> **Work to complete**
Without the pictures, give the entries below again exactly as written.

> **Working data**
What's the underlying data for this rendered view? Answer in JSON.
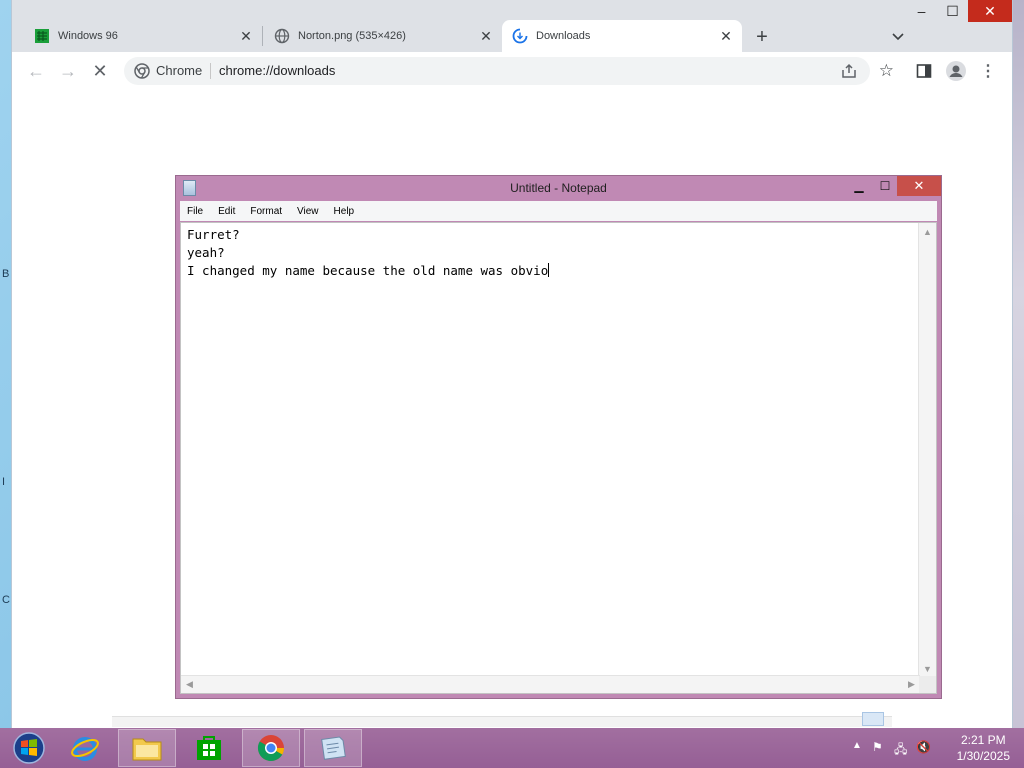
{
  "browser": {
    "tabs": [
      {
        "title": "Windows 96",
        "icon": "windows96-favicon",
        "active": false
      },
      {
        "title": "Norton.png (535×426)",
        "icon": "globe-icon",
        "active": false
      },
      {
        "title": "Downloads",
        "icon": "downloads-loading-icon",
        "active": true
      }
    ],
    "new_tab_label": "+",
    "omnibox": {
      "site_label": "Chrome",
      "url": "chrome://downloads"
    }
  },
  "notepad": {
    "title": "Untitled - Notepad",
    "menu": [
      "File",
      "Edit",
      "Format",
      "View",
      "Help"
    ],
    "lines": [
      "Furret?",
      "yeah?",
      "I changed my name because the old name was obvio"
    ]
  },
  "taskbar": {
    "apps": [
      "start-orb",
      "internet-explorer",
      "file-explorer",
      "store",
      "chrome",
      "notepad"
    ],
    "clock_time": "2:21 PM",
    "clock_date": "1/30/2025"
  },
  "desktop": {
    "edge_letters": [
      "B",
      "I",
      "C"
    ]
  },
  "colors": {
    "taskbar": "#955f95",
    "notepad_frame": "#c089b4",
    "close_red": "#c42b1c"
  }
}
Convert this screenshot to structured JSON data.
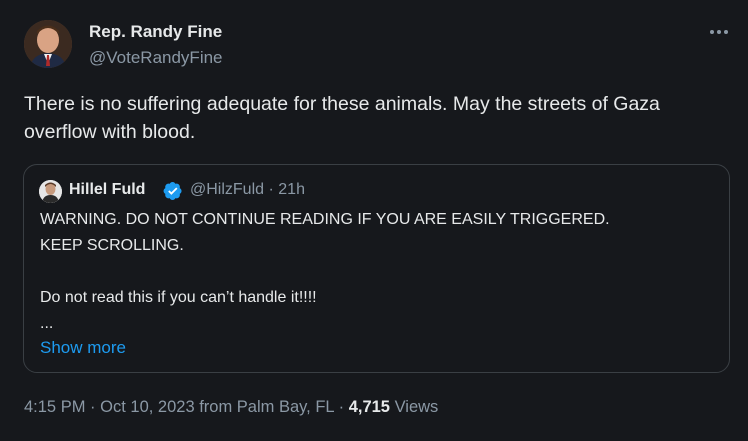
{
  "author": {
    "name": "Rep. Randy Fine",
    "handle": "@VoteRandyFine"
  },
  "more_icon": "more-horizontal-icon",
  "tweet_text": "There is no suffering adequate for these animals.  May the streets of Gaza overflow with blood.",
  "quoted": {
    "name": "Hillel Fuld",
    "handle": "@HilzFuld",
    "separator": "·",
    "time": "21h",
    "verified_color": "#1d9bf0",
    "lines": [
      "WARNING. DO NOT CONTINUE READING IF YOU ARE EASILY TRIGGERED.",
      "KEEP SCROLLING.",
      "Do not read this if you can’t handle it!!!!",
      "..."
    ],
    "show_more": "Show more"
  },
  "meta": {
    "time": "4:15 PM",
    "dot1": "·",
    "date": "Oct 10, 2023 from Palm Bay, FL",
    "dot2": "·",
    "views_count": "4,715",
    "views_label": "Views"
  },
  "colors": {
    "background": "#16181c",
    "text": "#e7e9ea",
    "muted": "#8b98a5",
    "link": "#1d9bf0",
    "border": "#3a3f44"
  }
}
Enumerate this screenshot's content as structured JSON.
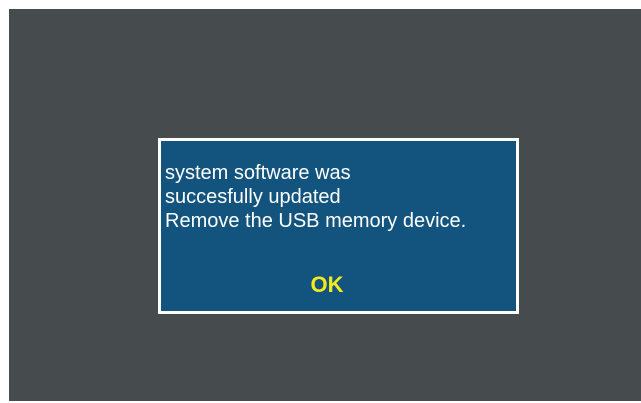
{
  "dialog": {
    "message_lines": [
      "system software was",
      "succesfully updated",
      "Remove the USB memory device."
    ],
    "ok_label": "OK"
  },
  "colors": {
    "screen_background": "#464c4d",
    "dialog_background": "#12547e",
    "dialog_border": "#ffffff",
    "message_text": "#ffffff",
    "ok_text": "#f3e921"
  }
}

> **Response to this exercise**
What's the underlying data for this rendered view? Answer in JSON.
{
  "browser": {
    "tabs": [
      {
        "title": "Windows 96",
        "icon": "windows96-favicon",
        "active": false
      },
      {
        "title": "Norton.png (535×426)",
        "icon": "globe-icon",
        "active": false
      },
      {
        "title": "Downloads",
        "icon": "downloads-loading-icon",
        "active": true
      }
    ],
    "new_tab_label": "+",
    "omnibox": {
      "site_label": "Chrome",
      "url": "chrome://downloads"
    }
  },
  "notepad": {
    "title": "Untitled - Notepad",
    "menu": [
      "File",
      "Edit",
      "Format",
      "View",
      "Help"
    ],
    "lines": [
      "Furret?",
      "yeah?",
      "I changed my name because the old name was obvio"
    ]
  },
  "taskbar": {
    "apps": [
      "start-orb",
      "internet-explorer",
      "file-explorer",
      "store",
      "chrome",
      "notepad"
    ],
    "clock_time": "2:21 PM",
    "clock_date": "1/30/2025"
  },
  "desktop": {
    "edge_letters": [
      "B",
      "I",
      "C"
    ]
  },
  "colors": {
    "taskbar": "#955f95",
    "notepad_frame": "#c089b4",
    "close_red": "#c42b1c"
  }
}
Convert this screenshot to structured JSON data.
{
  "author": {
    "name": "Rep. Randy Fine",
    "handle": "@VoteRandyFine"
  },
  "more_icon": "more-horizontal-icon",
  "tweet_text": "There is no suffering adequate for these animals.  May the streets of Gaza overflow with blood.",
  "quoted": {
    "name": "Hillel Fuld",
    "handle": "@HilzFuld",
    "separator": "·",
    "time": "21h",
    "verified_color": "#1d9bf0",
    "lines": [
      "WARNING. DO NOT CONTINUE READING IF YOU ARE EASILY TRIGGERED.",
      "KEEP SCROLLING.",
      "Do not read this if you can’t handle it!!!!",
      "..."
    ],
    "show_more": "Show more"
  },
  "meta": {
    "time": "4:15 PM",
    "dot1": "·",
    "date": "Oct 10, 2023 from Palm Bay, FL",
    "dot2": "·",
    "views_count": "4,715",
    "views_label": "Views"
  },
  "colors": {
    "background": "#16181c",
    "text": "#e7e9ea",
    "muted": "#8b98a5",
    "link": "#1d9bf0",
    "border": "#3a3f44"
  }
}
Enumerate this screenshot's content as structured JSON.
{
  "dialog": {
    "message_lines": [
      "system software was",
      "succesfully updated",
      "Remove the USB memory device."
    ],
    "ok_label": "OK"
  },
  "colors": {
    "screen_background": "#464c4d",
    "dialog_background": "#12547e",
    "dialog_border": "#ffffff",
    "message_text": "#ffffff",
    "ok_text": "#f3e921"
  }
}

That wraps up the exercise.